● **WRITTEN PROBLEM**
Search the records for the word "name" and pick out every line that has it.

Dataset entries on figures
▼

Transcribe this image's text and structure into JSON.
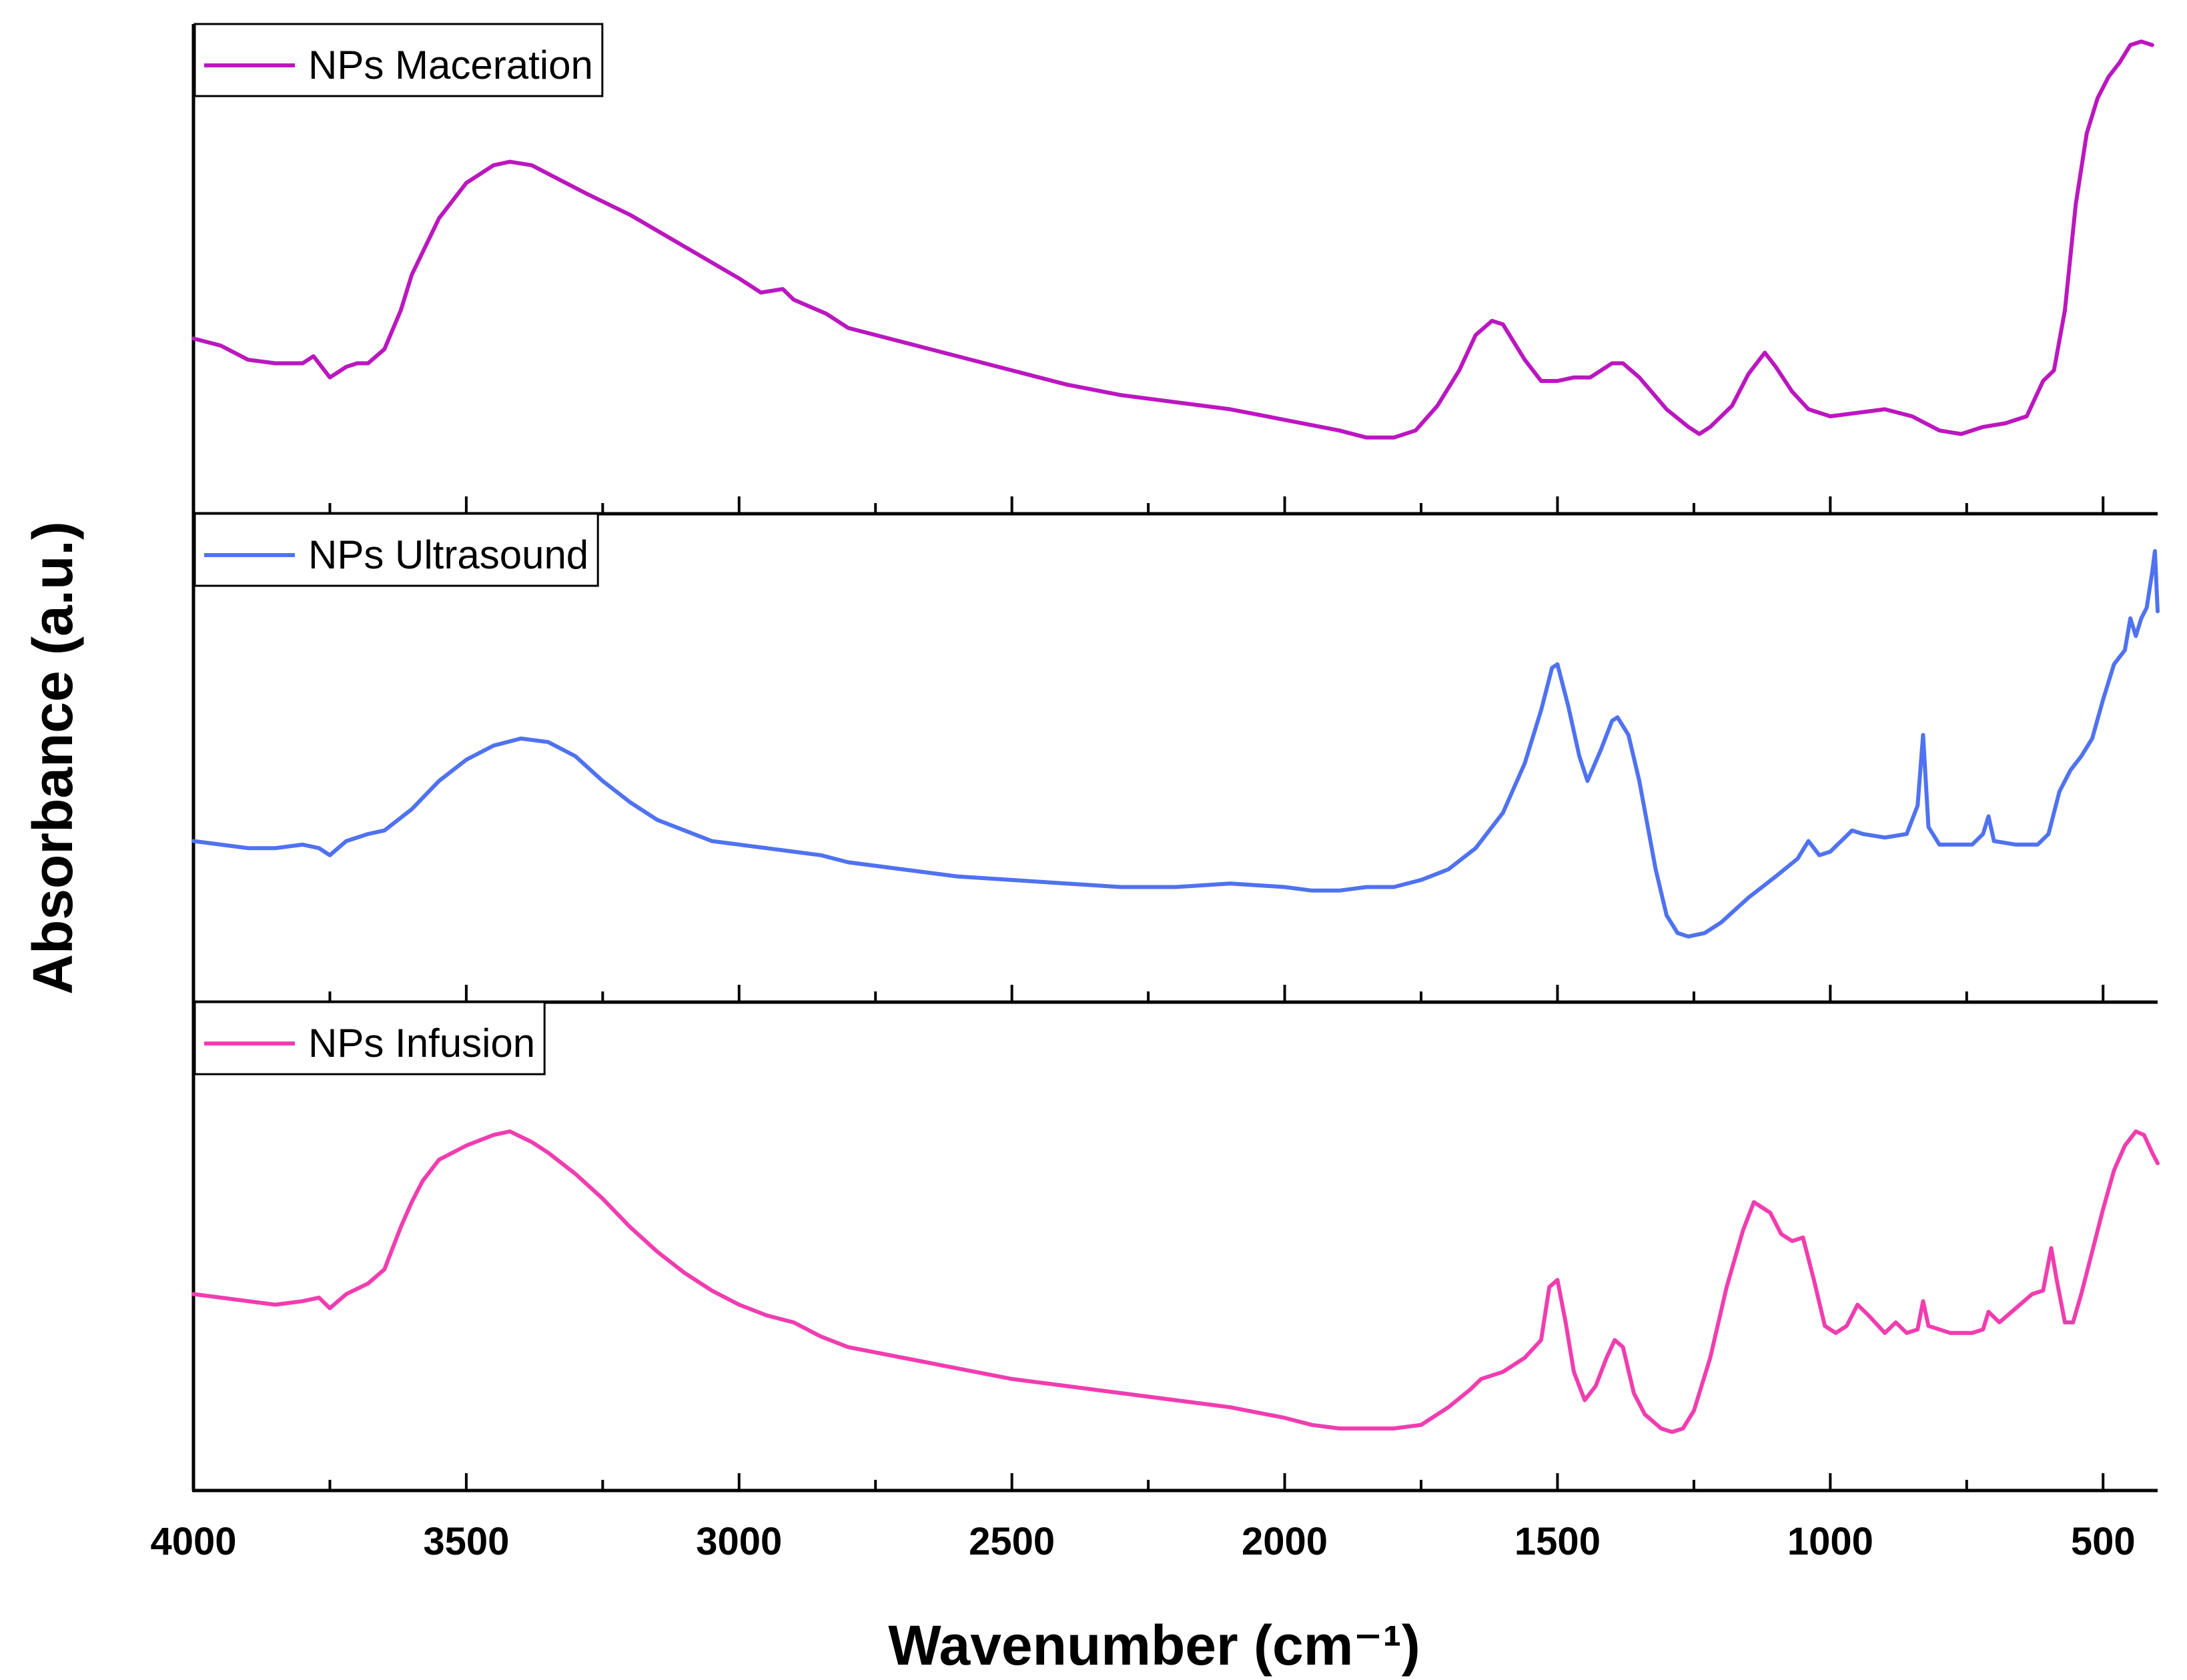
{
  "chart_data": {
    "type": "line",
    "title": "",
    "xlabel": "Wavenumber (cm⁻¹)",
    "ylabel": "Absorbance (a.u.)",
    "xlim": [
      4000,
      400
    ],
    "xticks": [
      "4000",
      "3500",
      "3000",
      "2500",
      "2000",
      "1500",
      "1000",
      "500"
    ],
    "grid": false,
    "legend_position": "top-left of each panel",
    "panels": [
      {
        "name": "NPs Maceration",
        "color": "#BB17BF",
        "points": [
          [
            4000,
            0.42
          ],
          [
            3950,
            0.4
          ],
          [
            3900,
            0.36
          ],
          [
            3850,
            0.35
          ],
          [
            3800,
            0.35
          ],
          [
            3780,
            0.37
          ],
          [
            3750,
            0.31
          ],
          [
            3720,
            0.34
          ],
          [
            3700,
            0.35
          ],
          [
            3680,
            0.35
          ],
          [
            3650,
            0.39
          ],
          [
            3620,
            0.5
          ],
          [
            3600,
            0.6
          ],
          [
            3550,
            0.76
          ],
          [
            3500,
            0.86
          ],
          [
            3450,
            0.91
          ],
          [
            3420,
            0.92
          ],
          [
            3380,
            0.91
          ],
          [
            3330,
            0.87
          ],
          [
            3280,
            0.83
          ],
          [
            3200,
            0.77
          ],
          [
            3100,
            0.68
          ],
          [
            3000,
            0.59
          ],
          [
            2960,
            0.55
          ],
          [
            2920,
            0.56
          ],
          [
            2900,
            0.53
          ],
          [
            2870,
            0.51
          ],
          [
            2840,
            0.49
          ],
          [
            2800,
            0.45
          ],
          [
            2700,
            0.41
          ],
          [
            2600,
            0.37
          ],
          [
            2500,
            0.33
          ],
          [
            2400,
            0.29
          ],
          [
            2300,
            0.26
          ],
          [
            2200,
            0.24
          ],
          [
            2100,
            0.22
          ],
          [
            2000,
            0.19
          ],
          [
            1900,
            0.16
          ],
          [
            1850,
            0.14
          ],
          [
            1800,
            0.14
          ],
          [
            1760,
            0.16
          ],
          [
            1720,
            0.23
          ],
          [
            1680,
            0.33
          ],
          [
            1650,
            0.43
          ],
          [
            1620,
            0.47
          ],
          [
            1600,
            0.46
          ],
          [
            1560,
            0.36
          ],
          [
            1530,
            0.3
          ],
          [
            1500,
            0.3
          ],
          [
            1470,
            0.31
          ],
          [
            1440,
            0.31
          ],
          [
            1400,
            0.35
          ],
          [
            1380,
            0.35
          ],
          [
            1350,
            0.31
          ],
          [
            1300,
            0.22
          ],
          [
            1260,
            0.17
          ],
          [
            1240,
            0.15
          ],
          [
            1220,
            0.17
          ],
          [
            1180,
            0.23
          ],
          [
            1150,
            0.32
          ],
          [
            1120,
            0.38
          ],
          [
            1100,
            0.34
          ],
          [
            1070,
            0.27
          ],
          [
            1040,
            0.22
          ],
          [
            1000,
            0.2
          ],
          [
            950,
            0.21
          ],
          [
            900,
            0.22
          ],
          [
            850,
            0.2
          ],
          [
            800,
            0.16
          ],
          [
            760,
            0.15
          ],
          [
            720,
            0.17
          ],
          [
            680,
            0.18
          ],
          [
            640,
            0.2
          ],
          [
            610,
            0.3
          ],
          [
            590,
            0.33
          ],
          [
            570,
            0.5
          ],
          [
            550,
            0.8
          ],
          [
            530,
            1.0
          ],
          [
            510,
            1.1
          ],
          [
            490,
            1.16
          ],
          [
            470,
            1.2
          ],
          [
            450,
            1.25
          ],
          [
            430,
            1.26
          ],
          [
            410,
            1.25
          ]
        ]
      },
      {
        "name": "NPs Ultrasound",
        "color": "#4F72F0",
        "points": [
          [
            4000,
            0.38
          ],
          [
            3950,
            0.37
          ],
          [
            3900,
            0.36
          ],
          [
            3850,
            0.36
          ],
          [
            3800,
            0.37
          ],
          [
            3770,
            0.36
          ],
          [
            3750,
            0.34
          ],
          [
            3720,
            0.38
          ],
          [
            3680,
            0.4
          ],
          [
            3650,
            0.41
          ],
          [
            3600,
            0.47
          ],
          [
            3550,
            0.55
          ],
          [
            3500,
            0.61
          ],
          [
            3450,
            0.65
          ],
          [
            3400,
            0.67
          ],
          [
            3350,
            0.66
          ],
          [
            3300,
            0.62
          ],
          [
            3250,
            0.55
          ],
          [
            3200,
            0.49
          ],
          [
            3150,
            0.44
          ],
          [
            3100,
            0.41
          ],
          [
            3050,
            0.38
          ],
          [
            3000,
            0.37
          ],
          [
            2950,
            0.36
          ],
          [
            2900,
            0.35
          ],
          [
            2850,
            0.34
          ],
          [
            2800,
            0.32
          ],
          [
            2700,
            0.3
          ],
          [
            2600,
            0.28
          ],
          [
            2500,
            0.27
          ],
          [
            2400,
            0.26
          ],
          [
            2300,
            0.25
          ],
          [
            2200,
            0.25
          ],
          [
            2100,
            0.26
          ],
          [
            2000,
            0.25
          ],
          [
            1950,
            0.24
          ],
          [
            1900,
            0.24
          ],
          [
            1850,
            0.25
          ],
          [
            1800,
            0.25
          ],
          [
            1750,
            0.27
          ],
          [
            1700,
            0.3
          ],
          [
            1650,
            0.36
          ],
          [
            1600,
            0.46
          ],
          [
            1560,
            0.6
          ],
          [
            1530,
            0.75
          ],
          [
            1510,
            0.87
          ],
          [
            1500,
            0.88
          ],
          [
            1480,
            0.76
          ],
          [
            1460,
            0.62
          ],
          [
            1445,
            0.55
          ],
          [
            1420,
            0.64
          ],
          [
            1400,
            0.72
          ],
          [
            1390,
            0.73
          ],
          [
            1370,
            0.68
          ],
          [
            1350,
            0.55
          ],
          [
            1320,
            0.3
          ],
          [
            1300,
            0.17
          ],
          [
            1280,
            0.12
          ],
          [
            1260,
            0.11
          ],
          [
            1230,
            0.12
          ],
          [
            1200,
            0.15
          ],
          [
            1150,
            0.22
          ],
          [
            1100,
            0.28
          ],
          [
            1060,
            0.33
          ],
          [
            1040,
            0.38
          ],
          [
            1020,
            0.34
          ],
          [
            1000,
            0.35
          ],
          [
            960,
            0.41
          ],
          [
            940,
            0.4
          ],
          [
            900,
            0.39
          ],
          [
            860,
            0.4
          ],
          [
            840,
            0.48
          ],
          [
            830,
            0.68
          ],
          [
            820,
            0.42
          ],
          [
            800,
            0.37
          ],
          [
            760,
            0.37
          ],
          [
            740,
            0.37
          ],
          [
            720,
            0.4
          ],
          [
            710,
            0.45
          ],
          [
            700,
            0.38
          ],
          [
            660,
            0.37
          ],
          [
            620,
            0.37
          ],
          [
            600,
            0.4
          ],
          [
            580,
            0.52
          ],
          [
            560,
            0.58
          ],
          [
            540,
            0.62
          ],
          [
            520,
            0.67
          ],
          [
            500,
            0.78
          ],
          [
            480,
            0.88
          ],
          [
            460,
            0.92
          ],
          [
            450,
            1.01
          ],
          [
            440,
            0.96
          ],
          [
            430,
            1.01
          ],
          [
            420,
            1.04
          ],
          [
            410,
            1.14
          ],
          [
            405,
            1.2
          ],
          [
            400,
            1.03
          ]
        ]
      },
      {
        "name": "NPs Infusion",
        "color": "#F03DB0",
        "points": [
          [
            4000,
            0.48
          ],
          [
            3950,
            0.47
          ],
          [
            3900,
            0.46
          ],
          [
            3850,
            0.45
          ],
          [
            3800,
            0.46
          ],
          [
            3770,
            0.47
          ],
          [
            3750,
            0.44
          ],
          [
            3720,
            0.48
          ],
          [
            3680,
            0.51
          ],
          [
            3650,
            0.55
          ],
          [
            3620,
            0.67
          ],
          [
            3600,
            0.74
          ],
          [
            3580,
            0.8
          ],
          [
            3550,
            0.86
          ],
          [
            3500,
            0.9
          ],
          [
            3450,
            0.93
          ],
          [
            3420,
            0.94
          ],
          [
            3380,
            0.91
          ],
          [
            3350,
            0.88
          ],
          [
            3300,
            0.82
          ],
          [
            3250,
            0.75
          ],
          [
            3200,
            0.67
          ],
          [
            3150,
            0.6
          ],
          [
            3100,
            0.54
          ],
          [
            3050,
            0.49
          ],
          [
            3000,
            0.45
          ],
          [
            2950,
            0.42
          ],
          [
            2900,
            0.4
          ],
          [
            2850,
            0.36
          ],
          [
            2800,
            0.33
          ],
          [
            2700,
            0.3
          ],
          [
            2600,
            0.27
          ],
          [
            2500,
            0.24
          ],
          [
            2400,
            0.22
          ],
          [
            2300,
            0.2
          ],
          [
            2200,
            0.18
          ],
          [
            2100,
            0.16
          ],
          [
            2000,
            0.13
          ],
          [
            1950,
            0.11
          ],
          [
            1900,
            0.1
          ],
          [
            1850,
            0.1
          ],
          [
            1800,
            0.1
          ],
          [
            1750,
            0.11
          ],
          [
            1700,
            0.16
          ],
          [
            1660,
            0.21
          ],
          [
            1640,
            0.24
          ],
          [
            1600,
            0.26
          ],
          [
            1560,
            0.3
          ],
          [
            1530,
            0.35
          ],
          [
            1515,
            0.5
          ],
          [
            1500,
            0.52
          ],
          [
            1485,
            0.4
          ],
          [
            1470,
            0.26
          ],
          [
            1450,
            0.18
          ],
          [
            1430,
            0.22
          ],
          [
            1410,
            0.3
          ],
          [
            1395,
            0.35
          ],
          [
            1380,
            0.33
          ],
          [
            1360,
            0.2
          ],
          [
            1340,
            0.14
          ],
          [
            1310,
            0.1
          ],
          [
            1290,
            0.09
          ],
          [
            1270,
            0.1
          ],
          [
            1250,
            0.15
          ],
          [
            1220,
            0.3
          ],
          [
            1190,
            0.5
          ],
          [
            1160,
            0.66
          ],
          [
            1140,
            0.74
          ],
          [
            1110,
            0.71
          ],
          [
            1090,
            0.65
          ],
          [
            1070,
            0.63
          ],
          [
            1050,
            0.64
          ],
          [
            1030,
            0.52
          ],
          [
            1010,
            0.39
          ],
          [
            990,
            0.37
          ],
          [
            970,
            0.39
          ],
          [
            950,
            0.45
          ],
          [
            930,
            0.42
          ],
          [
            900,
            0.37
          ],
          [
            880,
            0.4
          ],
          [
            860,
            0.37
          ],
          [
            840,
            0.38
          ],
          [
            830,
            0.46
          ],
          [
            820,
            0.39
          ],
          [
            780,
            0.37
          ],
          [
            740,
            0.37
          ],
          [
            720,
            0.38
          ],
          [
            710,
            0.43
          ],
          [
            690,
            0.4
          ],
          [
            660,
            0.44
          ],
          [
            630,
            0.48
          ],
          [
            610,
            0.49
          ],
          [
            595,
            0.61
          ],
          [
            585,
            0.52
          ],
          [
            570,
            0.4
          ],
          [
            555,
            0.4
          ],
          [
            540,
            0.48
          ],
          [
            520,
            0.6
          ],
          [
            500,
            0.72
          ],
          [
            480,
            0.83
          ],
          [
            460,
            0.9
          ],
          [
            440,
            0.94
          ],
          [
            425,
            0.93
          ],
          [
            410,
            0.88
          ],
          [
            400,
            0.85
          ]
        ]
      }
    ]
  }
}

▲

● **OUTPUT OF THE EXERCISE**
        "name": "NPs Maceration",
        "name": "NPs Ultrasound",
        "name": "NPs Infusion",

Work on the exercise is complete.